>> Begin DATASET
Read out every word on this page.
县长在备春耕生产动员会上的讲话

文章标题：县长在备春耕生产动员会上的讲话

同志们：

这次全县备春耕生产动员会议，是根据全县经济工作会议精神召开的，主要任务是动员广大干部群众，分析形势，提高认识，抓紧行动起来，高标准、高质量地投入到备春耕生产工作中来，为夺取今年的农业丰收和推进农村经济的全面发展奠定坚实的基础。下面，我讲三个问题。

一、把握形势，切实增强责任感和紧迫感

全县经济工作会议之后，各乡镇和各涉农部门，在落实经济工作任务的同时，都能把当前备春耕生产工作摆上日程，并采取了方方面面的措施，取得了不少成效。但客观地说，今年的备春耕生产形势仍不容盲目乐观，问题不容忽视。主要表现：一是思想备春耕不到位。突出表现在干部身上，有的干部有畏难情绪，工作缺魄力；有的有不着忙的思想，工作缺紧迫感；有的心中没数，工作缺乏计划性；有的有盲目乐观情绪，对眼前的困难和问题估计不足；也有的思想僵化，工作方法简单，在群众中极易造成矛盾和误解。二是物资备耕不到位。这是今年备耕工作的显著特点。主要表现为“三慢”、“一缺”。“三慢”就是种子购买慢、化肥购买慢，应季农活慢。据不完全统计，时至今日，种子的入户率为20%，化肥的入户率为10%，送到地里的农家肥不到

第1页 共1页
>> End DATASET
WORK INSTRUCTIONS:
Every record should be given again exactly.

COMPLETED TASK:
Read out every word on this page.
县长在备春耕生产动员会上的讲话

文章标题：县长在备春耕生产动员会上的讲话

同志们：

这次全县备春耕生产动员会议，是根据全县经济工作会议精神召开的，主要任务是动员广大干部群众，分析形势，提高认识，抓紧行动起来，高标准、高质量地投入到备春耕生产工作中来，为夺取今年的农业丰收和推进农村经济的全面发展奠定坚实的基础。下面，我讲三个问题。

一、把握形势，切实增强责任感和紧迫感

全县经济工作会议之后，各乡镇和各涉农部门，在落实经济工作任务的同时，都能把当前备春耕生产工作摆上日程，并采取了方方面面的措施，取得了不少成效。但客观地说，今年的备春耕生产形势仍不容盲目乐观，问题不容忽视。主要表现：一是思想备春耕不到位。突出表现在干部身上，有的干部有畏难情绪，工作缺魄力；有的有不着忙的思想，工作缺紧迫感；有的心中没数，工作缺乏计划性；有的有盲目乐观情绪，对眼前的困难和问题估计不足；也有的思想僵化，工作方法简单，在群众中极易造成矛盾和误解。二是物资备耕不到位。这是今年备耕工作的显著特点。主要表现为“三慢”、“一缺”。“三慢”就是种子购买慢、化肥购买慢，应季农活慢。据不完全统计，时至今日，种子的入户率为20%，化肥的入户率为10%，送到地里的农家肥不到

第1页 共1页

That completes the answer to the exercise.